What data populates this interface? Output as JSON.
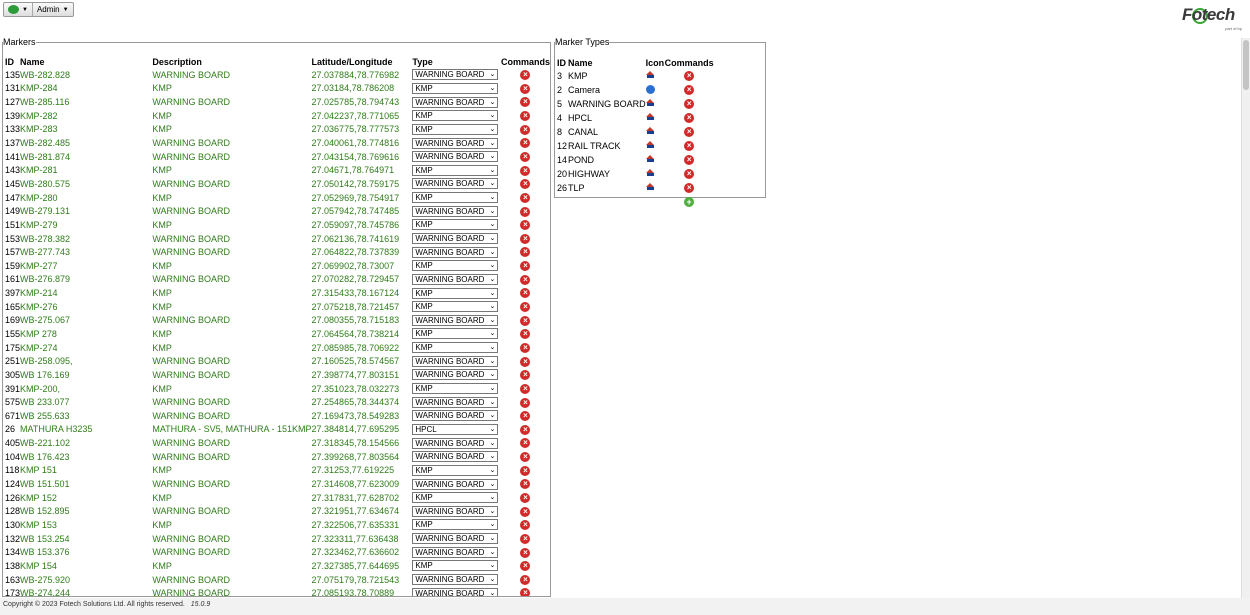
{
  "toolbar": {
    "admin_label": "Admin"
  },
  "logo": {
    "brand": "Fotech",
    "tagline": "part of bp"
  },
  "markers": {
    "legend": "Markers",
    "headers": {
      "id": "ID",
      "name": "Name",
      "description": "Description",
      "latlong": "Latitude/Longitude",
      "type": "Type",
      "commands": "Commands"
    },
    "rows": [
      {
        "id": "135",
        "name": "WB-282.828",
        "description": "WARNING BOARD",
        "latlong": "27.037884,78.776982",
        "type": "WARNING BOARD"
      },
      {
        "id": "131",
        "name": "KMP-284",
        "description": "KMP",
        "latlong": "27.03184,78.786208",
        "type": "KMP"
      },
      {
        "id": "127",
        "name": "WB-285.116",
        "description": "WARNING BOARD",
        "latlong": "27.025785,78.794743",
        "type": "WARNING BOARD"
      },
      {
        "id": "139",
        "name": "KMP-282",
        "description": "KMP",
        "latlong": "27.042237,78.771065",
        "type": "KMP"
      },
      {
        "id": "133",
        "name": "KMP-283",
        "description": "KMP",
        "latlong": "27.036775,78.777573",
        "type": "KMP"
      },
      {
        "id": "137",
        "name": "WB-282.485",
        "description": "WARNING BOARD",
        "latlong": "27.040061,78.774816",
        "type": "WARNING BOARD"
      },
      {
        "id": "141",
        "name": "WB-281.874",
        "description": "WARNING BOARD",
        "latlong": "27.043154,78.769616",
        "type": "WARNING BOARD"
      },
      {
        "id": "143",
        "name": "KMP-281",
        "description": "KMP",
        "latlong": "27.04671,78.764971",
        "type": "KMP"
      },
      {
        "id": "145",
        "name": "WB-280.575",
        "description": "WARNING BOARD",
        "latlong": "27.050142,78.759175",
        "type": "WARNING BOARD"
      },
      {
        "id": "147",
        "name": "KMP-280",
        "description": "KMP",
        "latlong": "27.052969,78.754917",
        "type": "KMP"
      },
      {
        "id": "149",
        "name": "WB-279.131",
        "description": "WARNING BOARD",
        "latlong": "27.057942,78.747485",
        "type": "WARNING BOARD"
      },
      {
        "id": "151",
        "name": "KMP-279",
        "description": "KMP",
        "latlong": "27.059097,78.745786",
        "type": "KMP"
      },
      {
        "id": "153",
        "name": "WB-278.382",
        "description": "WARNING BOARD",
        "latlong": "27.062136,78.741619",
        "type": "WARNING BOARD"
      },
      {
        "id": "157",
        "name": "WB-277.743",
        "description": "WARNING BOARD",
        "latlong": "27.064822,78.737839",
        "type": "WARNING BOARD"
      },
      {
        "id": "159",
        "name": "KMP-277",
        "description": "KMP",
        "latlong": "27.069902,78.73007",
        "type": "KMP"
      },
      {
        "id": "161",
        "name": "WB-276.879",
        "description": "WARNING BOARD",
        "latlong": "27.070282,78.729457",
        "type": "WARNING BOARD"
      },
      {
        "id": "397",
        "name": "KMP-214",
        "description": "KMP",
        "latlong": "27.315433,78.167124",
        "type": "KMP"
      },
      {
        "id": "165",
        "name": "KMP-276",
        "description": "KMP",
        "latlong": "27.075218,78.721457",
        "type": "KMP"
      },
      {
        "id": "169",
        "name": "WB-275.067",
        "description": "WARNING BOARD",
        "latlong": "27.080355,78.715183",
        "type": "WARNING BOARD"
      },
      {
        "id": "155",
        "name": "KMP 278",
        "description": "KMP",
        "latlong": "27.064564,78.738214",
        "type": "KMP"
      },
      {
        "id": "175",
        "name": "KMP-274",
        "description": "KMP",
        "latlong": "27.085985,78.706922",
        "type": "KMP"
      },
      {
        "id": "251",
        "name": "WB-258.095,",
        "description": "WARNING BOARD",
        "latlong": "27.160525,78.574567",
        "type": "WARNING BOARD"
      },
      {
        "id": "305",
        "name": "WB 176.169",
        "description": "WARNING BOARD",
        "latlong": "27.398774,77.803151",
        "type": "WARNING BOARD"
      },
      {
        "id": "391",
        "name": "KMP-200,",
        "description": "KMP",
        "latlong": "27.351023,78.032273",
        "type": "KMP"
      },
      {
        "id": "575",
        "name": "WB 233.077",
        "description": "WARNING BOARD",
        "latlong": "27.254865,78.344374",
        "type": "WARNING BOARD"
      },
      {
        "id": "671",
        "name": "WB 255.633",
        "description": "WARNING BOARD",
        "latlong": "27.169473,78.549283",
        "type": "WARNING BOARD"
      },
      {
        "id": "26",
        "name": "MATHURA H3235",
        "description": "MATHURA - SV5, MATHURA - 151KMP",
        "latlong": "27.384814,77.695295",
        "type": "HPCL"
      },
      {
        "id": "405",
        "name": "WB-221.102",
        "description": "WARNING BOARD",
        "latlong": "27.318345,78.154566",
        "type": "WARNING BOARD"
      },
      {
        "id": "104",
        "name": "WB 176.423",
        "description": "WARNING BOARD",
        "latlong": "27.399268,77.803564",
        "type": "WARNING BOARD"
      },
      {
        "id": "118",
        "name": "KMP 151",
        "description": "KMP",
        "latlong": "27.31253,77.619225",
        "type": "KMP"
      },
      {
        "id": "124",
        "name": "WB 151.501",
        "description": "WARNING BOARD",
        "latlong": "27.314608,77.623009",
        "type": "WARNING BOARD"
      },
      {
        "id": "126",
        "name": "KMP 152",
        "description": "KMP",
        "latlong": "27.317831,77.628702",
        "type": "KMP"
      },
      {
        "id": "128",
        "name": "WB 152.895",
        "description": "WARNING BOARD",
        "latlong": "27.321951,77.634674",
        "type": "WARNING BOARD"
      },
      {
        "id": "130",
        "name": "KMP 153",
        "description": "KMP",
        "latlong": "27.322506,77.635331",
        "type": "KMP"
      },
      {
        "id": "132",
        "name": "WB 153.254",
        "description": "WARNING BOARD",
        "latlong": "27.323311,77.636438",
        "type": "WARNING BOARD"
      },
      {
        "id": "134",
        "name": "WB 153.376",
        "description": "WARNING BOARD",
        "latlong": "27.323462,77.636602",
        "type": "WARNING BOARD"
      },
      {
        "id": "138",
        "name": "KMP 154",
        "description": "KMP",
        "latlong": "27.327385,77.644695",
        "type": "KMP"
      },
      {
        "id": "163",
        "name": "WB-275.920",
        "description": "WARNING BOARD",
        "latlong": "27.075179,78.721543",
        "type": "WARNING BOARD"
      },
      {
        "id": "173",
        "name": "WB-274.244",
        "description": "WARNING BOARD",
        "latlong": "27.085193,78.70889",
        "type": "WARNING BOARD"
      }
    ]
  },
  "marker_types": {
    "legend": "Marker Types",
    "headers": {
      "id": "ID",
      "name": "Name",
      "icon": "Icon",
      "commands": "Commands"
    },
    "rows": [
      {
        "id": "3",
        "name": "KMP",
        "icon": "house-marker-icon"
      },
      {
        "id": "2",
        "name": "Camera",
        "icon": "camera-marker-icon"
      },
      {
        "id": "5",
        "name": "WARNING BOARD",
        "icon": "house-marker-icon"
      },
      {
        "id": "4",
        "name": "HPCL",
        "icon": "house-marker-icon"
      },
      {
        "id": "8",
        "name": "CANAL",
        "icon": "house-marker-icon"
      },
      {
        "id": "12",
        "name": "RAIL TRACK",
        "icon": "house-marker-icon"
      },
      {
        "id": "14",
        "name": "POND",
        "icon": "house-marker-icon"
      },
      {
        "id": "20",
        "name": "HIGHWAY",
        "icon": "house-marker-icon"
      },
      {
        "id": "26",
        "name": "TLP",
        "icon": "house-marker-icon"
      }
    ]
  },
  "footer": {
    "copyright": "Copyright © 2023 Fotech Solutions Ltd. All rights reserved.",
    "version": "15.0.9"
  },
  "colors": {
    "green_text": "#2e7d18",
    "delete": "#d22a2a",
    "add": "#4caf3a"
  }
}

——————

Objective:
Above are the entries; count how many of their lines contain the word "MATHURA" and give only that number.

Finished task:
2